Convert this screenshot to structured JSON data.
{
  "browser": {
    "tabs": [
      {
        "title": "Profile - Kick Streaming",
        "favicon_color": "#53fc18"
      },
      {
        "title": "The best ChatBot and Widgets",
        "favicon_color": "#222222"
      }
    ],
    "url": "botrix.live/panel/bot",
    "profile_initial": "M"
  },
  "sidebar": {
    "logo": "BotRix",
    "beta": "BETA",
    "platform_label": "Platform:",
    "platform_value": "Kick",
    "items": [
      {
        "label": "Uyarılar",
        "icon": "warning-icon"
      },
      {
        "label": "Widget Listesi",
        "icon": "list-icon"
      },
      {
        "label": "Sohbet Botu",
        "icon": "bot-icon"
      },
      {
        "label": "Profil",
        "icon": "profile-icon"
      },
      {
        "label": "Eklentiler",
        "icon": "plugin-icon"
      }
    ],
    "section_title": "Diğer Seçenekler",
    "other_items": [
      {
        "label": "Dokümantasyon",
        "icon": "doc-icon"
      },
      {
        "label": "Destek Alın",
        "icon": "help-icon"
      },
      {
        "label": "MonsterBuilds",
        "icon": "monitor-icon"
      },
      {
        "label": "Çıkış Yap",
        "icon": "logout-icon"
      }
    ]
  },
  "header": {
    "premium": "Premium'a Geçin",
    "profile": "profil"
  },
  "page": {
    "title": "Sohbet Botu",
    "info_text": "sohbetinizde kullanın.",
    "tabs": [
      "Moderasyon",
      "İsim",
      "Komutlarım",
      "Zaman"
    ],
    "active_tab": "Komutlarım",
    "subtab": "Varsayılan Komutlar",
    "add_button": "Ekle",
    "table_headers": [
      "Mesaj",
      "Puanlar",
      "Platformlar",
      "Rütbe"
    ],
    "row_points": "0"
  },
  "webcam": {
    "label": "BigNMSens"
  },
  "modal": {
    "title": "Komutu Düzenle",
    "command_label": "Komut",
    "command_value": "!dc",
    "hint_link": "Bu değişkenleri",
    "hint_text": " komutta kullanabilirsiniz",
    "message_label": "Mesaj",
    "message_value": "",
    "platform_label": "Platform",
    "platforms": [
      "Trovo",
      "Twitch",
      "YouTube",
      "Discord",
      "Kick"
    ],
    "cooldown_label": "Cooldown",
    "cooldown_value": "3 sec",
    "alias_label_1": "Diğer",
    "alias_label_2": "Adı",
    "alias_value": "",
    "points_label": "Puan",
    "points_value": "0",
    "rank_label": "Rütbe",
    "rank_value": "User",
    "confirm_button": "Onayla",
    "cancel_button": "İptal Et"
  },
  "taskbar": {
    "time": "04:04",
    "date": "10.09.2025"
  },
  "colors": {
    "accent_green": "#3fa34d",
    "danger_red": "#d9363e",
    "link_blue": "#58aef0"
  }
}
★ ★ ★
● **What is being asked**
Output the full listing exactly as it stands.

● **Output for this task**
Convert this screenshot to structured JSON data.
{
  "browser": {
    "tabs": [
      {
        "title": "Profile - Kick Streaming",
        "favicon_color": "#53fc18"
      },
      {
        "title": "The best ChatBot and Widgets",
        "favicon_color": "#222222"
      }
    ],
    "url": "botrix.live/panel/bot",
    "profile_initial": "M"
  },
  "sidebar": {
    "logo": "BotRix",
    "beta": "BETA",
    "platform_label": "Platform:",
    "platform_value": "Kick",
    "items": [
      {
        "label": "Uyarılar",
        "icon": "warning-icon"
      },
      {
        "label": "Widget Listesi",
        "icon": "list-icon"
      },
      {
        "label": "Sohbet Botu",
        "icon": "bot-icon"
      },
      {
        "label": "Profil",
        "icon": "profile-icon"
      },
      {
        "label": "Eklentiler",
        "icon": "plugin-icon"
      }
    ],
    "section_title": "Diğer Seçenekler",
    "other_items": [
      {
        "label": "Dokümantasyon",
        "icon": "doc-icon"
      },
      {
        "label": "Destek Alın",
        "icon": "help-icon"
      },
      {
        "label": "MonsterBuilds",
        "icon": "monitor-icon"
      },
      {
        "label": "Çıkış Yap",
        "icon": "logout-icon"
      }
    ]
  },
  "header": {
    "premium": "Premium'a Geçin",
    "profile": "profil"
  },
  "page": {
    "title": "Sohbet Botu",
    "info_text": "sohbetinizde kullanın.",
    "tabs": [
      "Moderasyon",
      "İsim",
      "Komutlarım",
      "Zaman"
    ],
    "active_tab": "Komutlarım",
    "subtab": "Varsayılan Komutlar",
    "add_button": "Ekle",
    "table_headers": [
      "Mesaj",
      "Puanlar",
      "Platformlar",
      "Rütbe"
    ],
    "row_points": "0"
  },
  "webcam": {
    "label": "BigNMSens"
  },
  "modal": {
    "title": "Komutu Düzenle",
    "command_label": "Komut",
    "command_value": "!dc",
    "hint_link": "Bu değişkenleri",
    "hint_text": " komutta kullanabilirsiniz",
    "message_label": "Mesaj",
    "message_value": "",
    "platform_label": "Platform",
    "platforms": [
      "Trovo",
      "Twitch",
      "YouTube",
      "Discord",
      "Kick"
    ],
    "cooldown_label": "Cooldown",
    "cooldown_value": "3 sec",
    "alias_label_1": "Diğer",
    "alias_label_2": "Adı",
    "alias_value": "",
    "points_label": "Puan",
    "points_value": "0",
    "rank_label": "Rütbe",
    "rank_value": "User",
    "confirm_button": "Onayla",
    "cancel_button": "İptal Et"
  },
  "taskbar": {
    "time": "04:04",
    "date": "10.09.2025"
  },
  "colors": {
    "accent_green": "#3fa34d",
    "danger_red": "#d9363e",
    "link_blue": "#58aef0"
  }
}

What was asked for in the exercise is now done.